PROVIDED RECORDS -
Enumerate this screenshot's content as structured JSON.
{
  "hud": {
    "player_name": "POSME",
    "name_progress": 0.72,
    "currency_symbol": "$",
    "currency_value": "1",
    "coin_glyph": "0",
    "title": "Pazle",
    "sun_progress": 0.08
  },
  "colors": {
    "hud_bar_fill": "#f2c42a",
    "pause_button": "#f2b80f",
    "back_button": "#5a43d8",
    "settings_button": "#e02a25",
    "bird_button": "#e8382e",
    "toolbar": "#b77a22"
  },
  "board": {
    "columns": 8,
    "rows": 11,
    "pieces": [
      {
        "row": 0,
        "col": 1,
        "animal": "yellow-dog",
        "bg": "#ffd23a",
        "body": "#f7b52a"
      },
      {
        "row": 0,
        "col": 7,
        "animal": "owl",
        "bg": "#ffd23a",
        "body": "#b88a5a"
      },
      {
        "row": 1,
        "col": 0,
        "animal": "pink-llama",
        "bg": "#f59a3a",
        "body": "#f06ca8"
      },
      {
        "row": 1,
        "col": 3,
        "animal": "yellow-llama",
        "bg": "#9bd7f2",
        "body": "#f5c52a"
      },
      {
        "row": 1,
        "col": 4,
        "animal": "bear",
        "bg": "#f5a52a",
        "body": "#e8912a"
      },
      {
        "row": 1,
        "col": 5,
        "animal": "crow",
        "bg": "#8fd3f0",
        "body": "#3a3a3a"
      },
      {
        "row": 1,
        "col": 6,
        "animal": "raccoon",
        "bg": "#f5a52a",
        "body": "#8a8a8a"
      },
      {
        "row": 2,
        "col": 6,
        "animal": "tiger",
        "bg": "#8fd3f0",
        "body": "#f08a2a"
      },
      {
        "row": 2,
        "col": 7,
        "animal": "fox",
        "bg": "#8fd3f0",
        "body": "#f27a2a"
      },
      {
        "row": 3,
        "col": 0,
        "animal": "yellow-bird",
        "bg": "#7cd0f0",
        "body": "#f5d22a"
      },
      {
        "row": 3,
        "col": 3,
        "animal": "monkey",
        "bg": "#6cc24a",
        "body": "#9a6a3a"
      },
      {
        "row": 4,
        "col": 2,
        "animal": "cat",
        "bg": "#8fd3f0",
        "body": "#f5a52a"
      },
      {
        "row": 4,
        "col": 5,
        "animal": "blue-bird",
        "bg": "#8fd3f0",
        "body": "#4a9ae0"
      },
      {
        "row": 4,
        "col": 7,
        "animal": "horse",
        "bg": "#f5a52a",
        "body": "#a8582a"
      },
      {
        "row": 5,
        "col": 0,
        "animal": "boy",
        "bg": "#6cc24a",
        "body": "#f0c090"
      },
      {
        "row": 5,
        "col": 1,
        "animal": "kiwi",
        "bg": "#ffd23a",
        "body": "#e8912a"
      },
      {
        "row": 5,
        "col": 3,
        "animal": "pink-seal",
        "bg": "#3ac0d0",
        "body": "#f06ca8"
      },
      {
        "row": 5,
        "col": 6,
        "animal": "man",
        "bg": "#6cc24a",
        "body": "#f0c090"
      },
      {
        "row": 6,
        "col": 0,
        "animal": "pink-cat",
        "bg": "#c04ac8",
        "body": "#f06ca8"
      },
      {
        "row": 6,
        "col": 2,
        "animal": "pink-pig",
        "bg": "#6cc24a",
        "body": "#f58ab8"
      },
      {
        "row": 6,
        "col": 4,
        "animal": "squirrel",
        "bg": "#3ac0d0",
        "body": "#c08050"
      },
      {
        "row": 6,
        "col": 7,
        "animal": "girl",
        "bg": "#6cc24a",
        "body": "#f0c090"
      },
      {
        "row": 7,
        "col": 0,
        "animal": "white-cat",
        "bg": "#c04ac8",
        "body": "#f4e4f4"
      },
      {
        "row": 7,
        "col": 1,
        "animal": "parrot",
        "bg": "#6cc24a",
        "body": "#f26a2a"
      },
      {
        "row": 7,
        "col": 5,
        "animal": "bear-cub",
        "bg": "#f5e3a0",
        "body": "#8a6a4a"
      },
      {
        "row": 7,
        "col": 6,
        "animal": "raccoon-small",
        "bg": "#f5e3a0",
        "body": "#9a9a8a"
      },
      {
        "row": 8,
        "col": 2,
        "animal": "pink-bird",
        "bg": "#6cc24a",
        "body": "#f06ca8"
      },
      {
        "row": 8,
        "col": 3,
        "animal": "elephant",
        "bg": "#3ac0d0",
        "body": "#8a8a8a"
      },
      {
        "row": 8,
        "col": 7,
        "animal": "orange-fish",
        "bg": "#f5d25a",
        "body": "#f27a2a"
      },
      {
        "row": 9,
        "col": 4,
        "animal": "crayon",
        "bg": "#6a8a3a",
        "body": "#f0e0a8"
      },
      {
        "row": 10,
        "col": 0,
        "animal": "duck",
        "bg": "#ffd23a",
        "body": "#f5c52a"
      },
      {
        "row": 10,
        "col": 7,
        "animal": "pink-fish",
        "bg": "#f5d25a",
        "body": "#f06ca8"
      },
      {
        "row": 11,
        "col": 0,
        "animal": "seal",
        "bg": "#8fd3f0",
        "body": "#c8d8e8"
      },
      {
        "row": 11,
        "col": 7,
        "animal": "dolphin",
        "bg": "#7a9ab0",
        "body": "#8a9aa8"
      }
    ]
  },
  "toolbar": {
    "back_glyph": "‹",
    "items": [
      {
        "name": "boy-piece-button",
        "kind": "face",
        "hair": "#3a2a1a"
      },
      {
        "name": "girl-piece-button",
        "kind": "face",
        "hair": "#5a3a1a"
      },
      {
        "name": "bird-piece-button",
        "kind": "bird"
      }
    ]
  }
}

WHAT IS REQUIRED -
Your task is to extract all of the records exactly.

WORKED SOLUTION -
Enumerate this screenshot's content as structured JSON.
{
  "hud": {
    "player_name": "POSME",
    "name_progress": 0.72,
    "currency_symbol": "$",
    "currency_value": "1",
    "coin_glyph": "0",
    "title": "Pazle",
    "sun_progress": 0.08
  },
  "colors": {
    "hud_bar_fill": "#f2c42a",
    "pause_button": "#f2b80f",
    "back_button": "#5a43d8",
    "settings_button": "#e02a25",
    "bird_button": "#e8382e",
    "toolbar": "#b77a22"
  },
  "board": {
    "columns": 8,
    "rows": 11,
    "pieces": [
      {
        "row": 0,
        "col": 1,
        "animal": "yellow-dog",
        "bg": "#ffd23a",
        "body": "#f7b52a"
      },
      {
        "row": 0,
        "col": 7,
        "animal": "owl",
        "bg": "#ffd23a",
        "body": "#b88a5a"
      },
      {
        "row": 1,
        "col": 0,
        "animal": "pink-llama",
        "bg": "#f59a3a",
        "body": "#f06ca8"
      },
      {
        "row": 1,
        "col": 3,
        "animal": "yellow-llama",
        "bg": "#9bd7f2",
        "body": "#f5c52a"
      },
      {
        "row": 1,
        "col": 4,
        "animal": "bear",
        "bg": "#f5a52a",
        "body": "#e8912a"
      },
      {
        "row": 1,
        "col": 5,
        "animal": "crow",
        "bg": "#8fd3f0",
        "body": "#3a3a3a"
      },
      {
        "row": 1,
        "col": 6,
        "animal": "raccoon",
        "bg": "#f5a52a",
        "body": "#8a8a8a"
      },
      {
        "row": 2,
        "col": 6,
        "animal": "tiger",
        "bg": "#8fd3f0",
        "body": "#f08a2a"
      },
      {
        "row": 2,
        "col": 7,
        "animal": "fox",
        "bg": "#8fd3f0",
        "body": "#f27a2a"
      },
      {
        "row": 3,
        "col": 0,
        "animal": "yellow-bird",
        "bg": "#7cd0f0",
        "body": "#f5d22a"
      },
      {
        "row": 3,
        "col": 3,
        "animal": "monkey",
        "bg": "#6cc24a",
        "body": "#9a6a3a"
      },
      {
        "row": 4,
        "col": 2,
        "animal": "cat",
        "bg": "#8fd3f0",
        "body": "#f5a52a"
      },
      {
        "row": 4,
        "col": 5,
        "animal": "blue-bird",
        "bg": "#8fd3f0",
        "body": "#4a9ae0"
      },
      {
        "row": 4,
        "col": 7,
        "animal": "horse",
        "bg": "#f5a52a",
        "body": "#a8582a"
      },
      {
        "row": 5,
        "col": 0,
        "animal": "boy",
        "bg": "#6cc24a",
        "body": "#f0c090"
      },
      {
        "row": 5,
        "col": 1,
        "animal": "kiwi",
        "bg": "#ffd23a",
        "body": "#e8912a"
      },
      {
        "row": 5,
        "col": 3,
        "animal": "pink-seal",
        "bg": "#3ac0d0",
        "body": "#f06ca8"
      },
      {
        "row": 5,
        "col": 6,
        "animal": "man",
        "bg": "#6cc24a",
        "body": "#f0c090"
      },
      {
        "row": 6,
        "col": 0,
        "animal": "pink-cat",
        "bg": "#c04ac8",
        "body": "#f06ca8"
      },
      {
        "row": 6,
        "col": 2,
        "animal": "pink-pig",
        "bg": "#6cc24a",
        "body": "#f58ab8"
      },
      {
        "row": 6,
        "col": 4,
        "animal": "squirrel",
        "bg": "#3ac0d0",
        "body": "#c08050"
      },
      {
        "row": 6,
        "col": 7,
        "animal": "girl",
        "bg": "#6cc24a",
        "body": "#f0c090"
      },
      {
        "row": 7,
        "col": 0,
        "animal": "white-cat",
        "bg": "#c04ac8",
        "body": "#f4e4f4"
      },
      {
        "row": 7,
        "col": 1,
        "animal": "parrot",
        "bg": "#6cc24a",
        "body": "#f26a2a"
      },
      {
        "row": 7,
        "col": 5,
        "animal": "bear-cub",
        "bg": "#f5e3a0",
        "body": "#8a6a4a"
      },
      {
        "row": 7,
        "col": 6,
        "animal": "raccoon-small",
        "bg": "#f5e3a0",
        "body": "#9a9a8a"
      },
      {
        "row": 8,
        "col": 2,
        "animal": "pink-bird",
        "bg": "#6cc24a",
        "body": "#f06ca8"
      },
      {
        "row": 8,
        "col": 3,
        "animal": "elephant",
        "bg": "#3ac0d0",
        "body": "#8a8a8a"
      },
      {
        "row": 8,
        "col": 7,
        "animal": "orange-fish",
        "bg": "#f5d25a",
        "body": "#f27a2a"
      },
      {
        "row": 9,
        "col": 4,
        "animal": "crayon",
        "bg": "#6a8a3a",
        "body": "#f0e0a8"
      },
      {
        "row": 10,
        "col": 0,
        "animal": "duck",
        "bg": "#ffd23a",
        "body": "#f5c52a"
      },
      {
        "row": 10,
        "col": 7,
        "animal": "pink-fish",
        "bg": "#f5d25a",
        "body": "#f06ca8"
      },
      {
        "row": 11,
        "col": 0,
        "animal": "seal",
        "bg": "#8fd3f0",
        "body": "#c8d8e8"
      },
      {
        "row": 11,
        "col": 7,
        "animal": "dolphin",
        "bg": "#7a9ab0",
        "body": "#8a9aa8"
      }
    ]
  },
  "toolbar": {
    "back_glyph": "‹",
    "items": [
      {
        "name": "boy-piece-button",
        "kind": "face",
        "hair": "#3a2a1a"
      },
      {
        "name": "girl-piece-button",
        "kind": "face",
        "hair": "#5a3a1a"
      },
      {
        "name": "bird-piece-button",
        "kind": "bird"
      }
    ]
  }
}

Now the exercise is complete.